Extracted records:
━━━━━━━━━━━━━━━━━━━━━━━━━━━━━━

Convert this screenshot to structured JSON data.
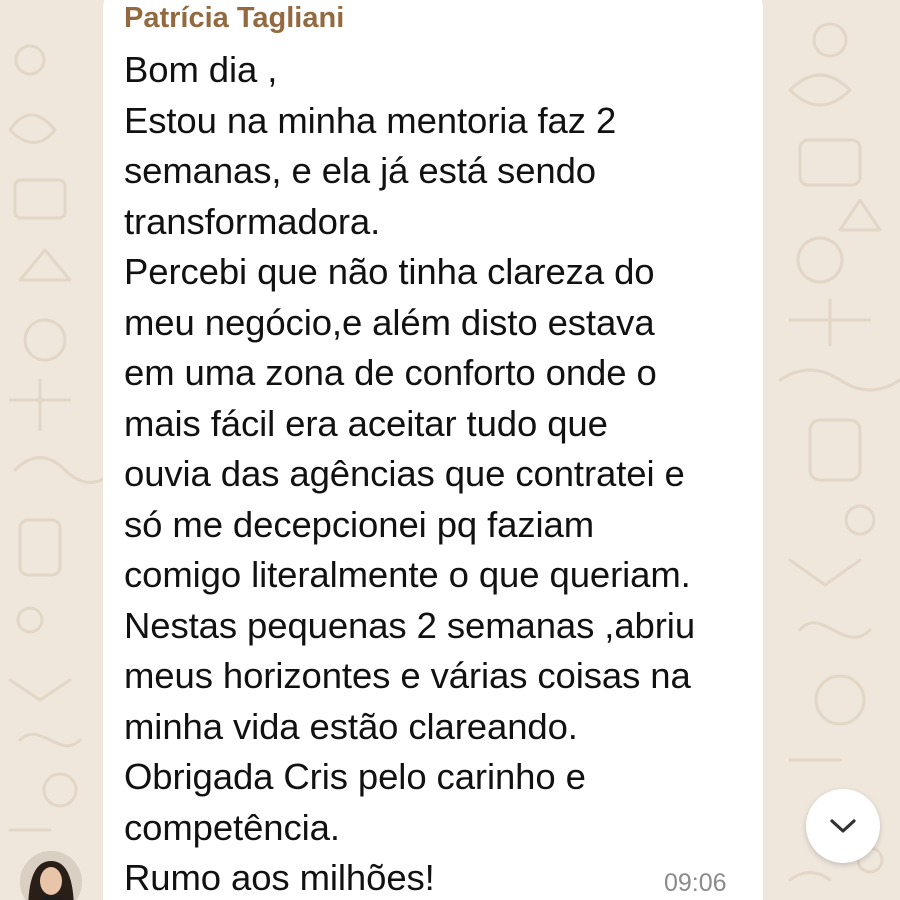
{
  "chat": {
    "sender_name": "Patrícia Tagliani",
    "message_lines": [
      "Bom dia ,",
      "Estou na minha mentoria faz 2",
      "semanas, e ela já está sendo",
      "transformadora.",
      "Percebi que não tinha clareza do",
      "meu negócio,e além disto estava",
      "em uma zona de conforto onde o",
      "mais fácil era aceitar tudo que",
      "ouvia das agências que contratei e",
      "só me decepcionei pq faziam",
      "comigo literalmente o que queriam.",
      "Nestas pequenas 2 semanas ,abriu",
      "meus horizontes e várias coisas na",
      "minha vida estão clareando.",
      "Obrigada Cris pelo carinho e",
      "competência.",
      "Rumo aos milhões!"
    ],
    "timestamp": "09:06"
  },
  "icons": {
    "scroll_down": "chevron-down-icon",
    "avatar": "sender-avatar"
  },
  "colors": {
    "wallpaper": "#efe7dc",
    "wallpaper_doodle": "#e3d8c9",
    "bubble": "#ffffff",
    "sender_name": "#936a3f",
    "message_text": "#111111",
    "timestamp": "#8b8b8b"
  }
}
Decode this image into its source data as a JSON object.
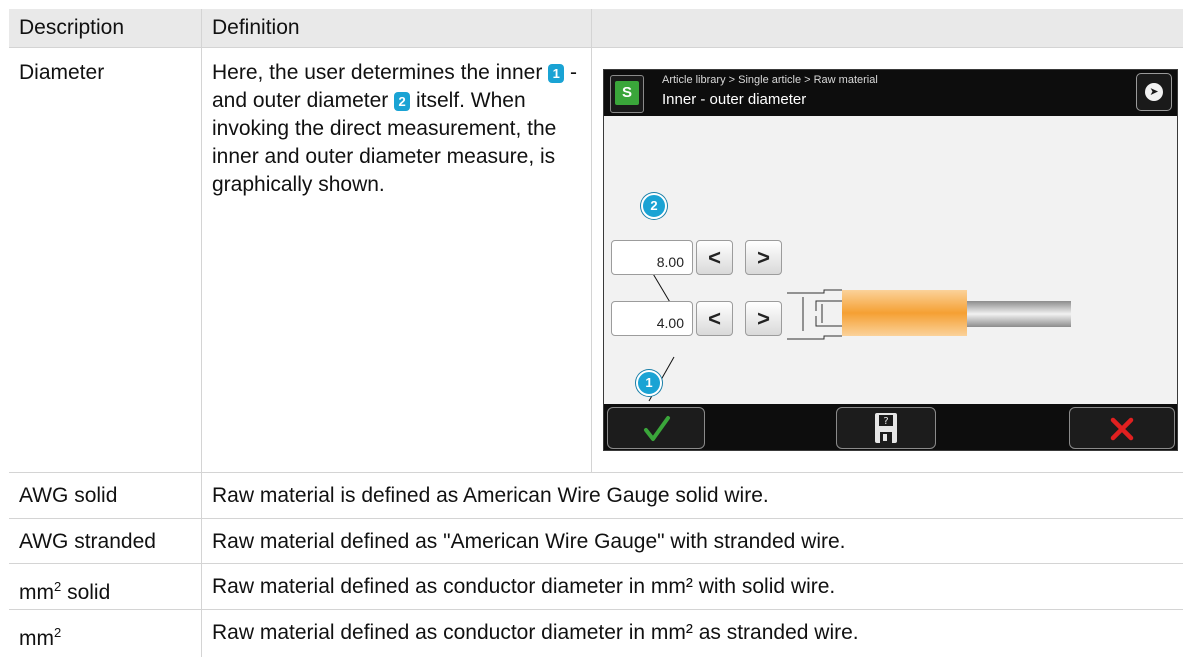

━━━━━━━━━━━━━━━━━━━━━━━━━━━━━━

- [Exercise task]
Repeat the records above exactly, omitting every picture.

- [Solution to this task]
Convert this screenshot to structured JSON data.
{
  "chat": {
    "sender_name": "Patrícia Tagliani",
    "message_lines": [
      "Bom dia ,",
      "Estou na minha mentoria faz 2",
      "semanas, e ela já está sendo",
      "transformadora.",
      "Percebi que não tinha clareza do",
      "meu negócio,e além disto estava",
      "em uma zona de conforto onde o",
      "mais fácil era aceitar tudo que",
      "ouvia das agências que contratei e",
      "só me decepcionei pq faziam",
      "comigo literalmente o que queriam.",
      "Nestas pequenas 2 semanas ,abriu",
      "meus horizontes e várias coisas na",
      "minha vida estão clareando.",
      "Obrigada Cris pelo carinho e",
      "competência.",
      "Rumo aos milhões!"
    ],
    "timestamp": "09:06"
  },
  "icons": {
    "scroll_down": "chevron-down-icon",
    "avatar": "sender-avatar"
  },
  "colors": {
    "wallpaper": "#efe7dc",
    "wallpaper_doodle": "#e3d8c9",
    "bubble": "#ffffff",
    "sender_name": "#936a3f",
    "message_text": "#111111",
    "timestamp": "#8b8b8b"
  }
}
Decode this image into its source data as a JSON object.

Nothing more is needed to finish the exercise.